▸ AIM OF THE EXERCISE:
Take the material below and retype it in full; pictures are left out.

▸ ENTRIES SHOWN:
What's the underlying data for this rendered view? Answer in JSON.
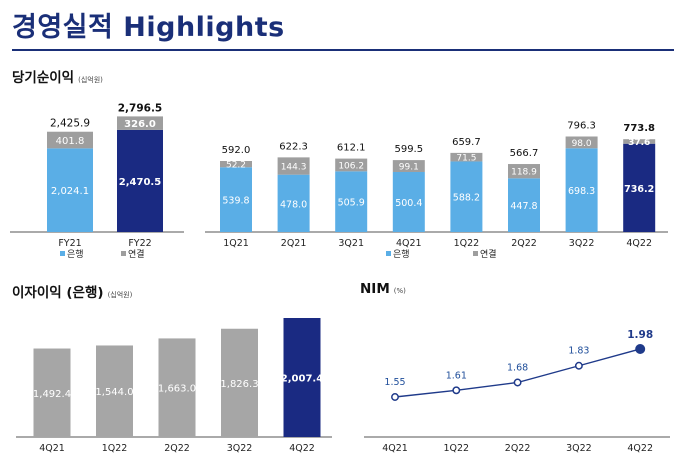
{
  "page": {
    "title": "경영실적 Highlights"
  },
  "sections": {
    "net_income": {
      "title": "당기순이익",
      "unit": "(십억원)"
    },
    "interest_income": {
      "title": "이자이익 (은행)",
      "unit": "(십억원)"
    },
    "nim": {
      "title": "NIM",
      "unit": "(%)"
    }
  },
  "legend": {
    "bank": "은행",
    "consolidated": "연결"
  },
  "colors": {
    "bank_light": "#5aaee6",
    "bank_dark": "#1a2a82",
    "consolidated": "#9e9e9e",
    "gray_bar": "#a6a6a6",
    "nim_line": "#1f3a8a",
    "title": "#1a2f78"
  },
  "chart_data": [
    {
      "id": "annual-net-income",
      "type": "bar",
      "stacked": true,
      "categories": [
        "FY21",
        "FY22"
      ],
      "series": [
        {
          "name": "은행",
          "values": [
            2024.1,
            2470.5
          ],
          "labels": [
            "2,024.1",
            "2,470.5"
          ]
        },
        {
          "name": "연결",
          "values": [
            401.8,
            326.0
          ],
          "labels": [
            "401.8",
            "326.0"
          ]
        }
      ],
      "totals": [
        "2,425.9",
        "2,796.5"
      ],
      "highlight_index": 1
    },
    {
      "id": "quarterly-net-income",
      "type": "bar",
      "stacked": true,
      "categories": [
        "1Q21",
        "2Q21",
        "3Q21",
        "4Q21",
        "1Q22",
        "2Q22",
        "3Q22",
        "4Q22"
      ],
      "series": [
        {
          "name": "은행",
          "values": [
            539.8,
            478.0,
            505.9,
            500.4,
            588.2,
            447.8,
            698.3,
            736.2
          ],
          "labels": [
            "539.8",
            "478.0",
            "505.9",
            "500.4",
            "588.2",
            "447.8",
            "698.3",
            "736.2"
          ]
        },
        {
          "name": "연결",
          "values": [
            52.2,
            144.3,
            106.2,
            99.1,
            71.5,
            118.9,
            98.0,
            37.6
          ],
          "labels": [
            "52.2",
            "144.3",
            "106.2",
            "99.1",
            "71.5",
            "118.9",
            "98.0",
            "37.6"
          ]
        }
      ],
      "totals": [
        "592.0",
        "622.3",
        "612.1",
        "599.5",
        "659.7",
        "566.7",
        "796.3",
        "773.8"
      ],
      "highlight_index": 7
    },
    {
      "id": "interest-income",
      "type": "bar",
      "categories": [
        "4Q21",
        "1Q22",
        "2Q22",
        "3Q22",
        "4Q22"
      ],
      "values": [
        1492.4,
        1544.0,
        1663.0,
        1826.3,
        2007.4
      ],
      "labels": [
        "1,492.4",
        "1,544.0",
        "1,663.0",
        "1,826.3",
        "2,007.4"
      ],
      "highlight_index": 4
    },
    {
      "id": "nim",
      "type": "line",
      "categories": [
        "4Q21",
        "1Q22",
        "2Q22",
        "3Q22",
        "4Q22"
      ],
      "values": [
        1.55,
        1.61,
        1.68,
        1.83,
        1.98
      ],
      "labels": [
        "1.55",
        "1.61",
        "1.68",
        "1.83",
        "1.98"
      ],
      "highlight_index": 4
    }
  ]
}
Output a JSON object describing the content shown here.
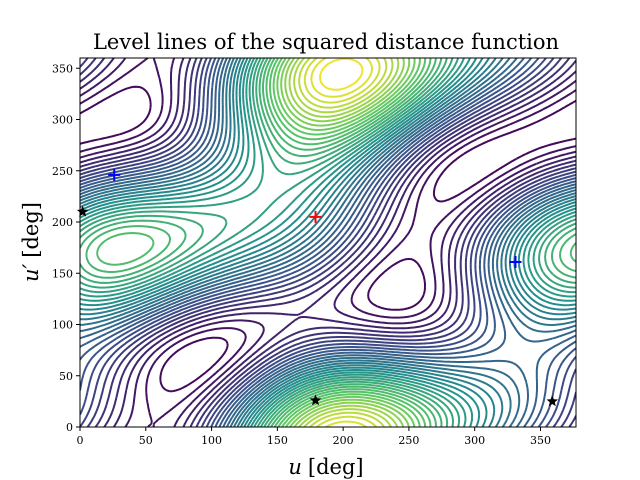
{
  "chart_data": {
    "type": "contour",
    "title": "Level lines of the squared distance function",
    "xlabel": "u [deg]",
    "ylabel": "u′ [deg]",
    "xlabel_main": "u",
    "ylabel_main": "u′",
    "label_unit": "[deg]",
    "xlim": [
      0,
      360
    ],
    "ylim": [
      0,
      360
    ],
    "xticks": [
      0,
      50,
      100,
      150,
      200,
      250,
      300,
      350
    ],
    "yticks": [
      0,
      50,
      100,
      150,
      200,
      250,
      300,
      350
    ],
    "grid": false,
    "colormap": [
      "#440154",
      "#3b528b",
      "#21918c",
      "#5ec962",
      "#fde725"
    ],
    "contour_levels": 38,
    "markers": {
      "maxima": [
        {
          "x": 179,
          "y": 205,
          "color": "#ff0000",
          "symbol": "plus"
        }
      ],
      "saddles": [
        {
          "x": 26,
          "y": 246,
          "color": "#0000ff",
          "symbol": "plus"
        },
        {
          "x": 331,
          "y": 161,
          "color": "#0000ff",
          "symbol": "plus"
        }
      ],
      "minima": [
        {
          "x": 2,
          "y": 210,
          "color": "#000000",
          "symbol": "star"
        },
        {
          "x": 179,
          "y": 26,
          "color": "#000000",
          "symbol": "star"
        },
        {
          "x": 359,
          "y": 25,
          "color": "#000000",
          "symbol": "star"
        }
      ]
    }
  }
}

▸ FINISHED EXERCISE:
What's the underlying data for this rendered view? Answer in JSON.
{
  "page": {
    "title": "경영실적 Highlights"
  },
  "sections": {
    "net_income": {
      "title": "당기순이익",
      "unit": "(십억원)"
    },
    "interest_income": {
      "title": "이자이익 (은행)",
      "unit": "(십억원)"
    },
    "nim": {
      "title": "NIM",
      "unit": "(%)"
    }
  },
  "legend": {
    "bank": "은행",
    "consolidated": "연결"
  },
  "colors": {
    "bank_light": "#5aaee6",
    "bank_dark": "#1a2a82",
    "consolidated": "#9e9e9e",
    "gray_bar": "#a6a6a6",
    "nim_line": "#1f3a8a",
    "title": "#1a2f78"
  },
  "chart_data": [
    {
      "id": "annual-net-income",
      "type": "bar",
      "stacked": true,
      "categories": [
        "FY21",
        "FY22"
      ],
      "series": [
        {
          "name": "은행",
          "values": [
            2024.1,
            2470.5
          ],
          "labels": [
            "2,024.1",
            "2,470.5"
          ]
        },
        {
          "name": "연결",
          "values": [
            401.8,
            326.0
          ],
          "labels": [
            "401.8",
            "326.0"
          ]
        }
      ],
      "totals": [
        "2,425.9",
        "2,796.5"
      ],
      "highlight_index": 1
    },
    {
      "id": "quarterly-net-income",
      "type": "bar",
      "stacked": true,
      "categories": [
        "1Q21",
        "2Q21",
        "3Q21",
        "4Q21",
        "1Q22",
        "2Q22",
        "3Q22",
        "4Q22"
      ],
      "series": [
        {
          "name": "은행",
          "values": [
            539.8,
            478.0,
            505.9,
            500.4,
            588.2,
            447.8,
            698.3,
            736.2
          ],
          "labels": [
            "539.8",
            "478.0",
            "505.9",
            "500.4",
            "588.2",
            "447.8",
            "698.3",
            "736.2"
          ]
        },
        {
          "name": "연결",
          "values": [
            52.2,
            144.3,
            106.2,
            99.1,
            71.5,
            118.9,
            98.0,
            37.6
          ],
          "labels": [
            "52.2",
            "144.3",
            "106.2",
            "99.1",
            "71.5",
            "118.9",
            "98.0",
            "37.6"
          ]
        }
      ],
      "totals": [
        "592.0",
        "622.3",
        "612.1",
        "599.5",
        "659.7",
        "566.7",
        "796.3",
        "773.8"
      ],
      "highlight_index": 7
    },
    {
      "id": "interest-income",
      "type": "bar",
      "categories": [
        "4Q21",
        "1Q22",
        "2Q22",
        "3Q22",
        "4Q22"
      ],
      "values": [
        1492.4,
        1544.0,
        1663.0,
        1826.3,
        2007.4
      ],
      "labels": [
        "1,492.4",
        "1,544.0",
        "1,663.0",
        "1,826.3",
        "2,007.4"
      ],
      "highlight_index": 4
    },
    {
      "id": "nim",
      "type": "line",
      "categories": [
        "4Q21",
        "1Q22",
        "2Q22",
        "3Q22",
        "4Q22"
      ],
      "values": [
        1.55,
        1.61,
        1.68,
        1.83,
        1.98
      ],
      "labels": [
        "1.55",
        "1.61",
        "1.68",
        "1.83",
        "1.98"
      ],
      "highlight_index": 4
    }
  ]
}
Output a JSON object describing the content shown here.
{
  "chart_data": {
    "type": "contour",
    "title": "Level lines of the squared distance function",
    "xlabel": "u [deg]",
    "ylabel": "u′ [deg]",
    "xlabel_main": "u",
    "ylabel_main": "u′",
    "label_unit": "[deg]",
    "xlim": [
      0,
      360
    ],
    "ylim": [
      0,
      360
    ],
    "xticks": [
      0,
      50,
      100,
      150,
      200,
      250,
      300,
      350
    ],
    "yticks": [
      0,
      50,
      100,
      150,
      200,
      250,
      300,
      350
    ],
    "grid": false,
    "colormap": [
      "#440154",
      "#3b528b",
      "#21918c",
      "#5ec962",
      "#fde725"
    ],
    "contour_levels": 38,
    "markers": {
      "maxima": [
        {
          "x": 179,
          "y": 205,
          "color": "#ff0000",
          "symbol": "plus"
        }
      ],
      "saddles": [
        {
          "x": 26,
          "y": 246,
          "color": "#0000ff",
          "symbol": "plus"
        },
        {
          "x": 331,
          "y": 161,
          "color": "#0000ff",
          "symbol": "plus"
        }
      ],
      "minima": [
        {
          "x": 2,
          "y": 210,
          "color": "#000000",
          "symbol": "star"
        },
        {
          "x": 179,
          "y": 26,
          "color": "#000000",
          "symbol": "star"
        },
        {
          "x": 359,
          "y": 25,
          "color": "#000000",
          "symbol": "star"
        }
      ]
    }
  }
}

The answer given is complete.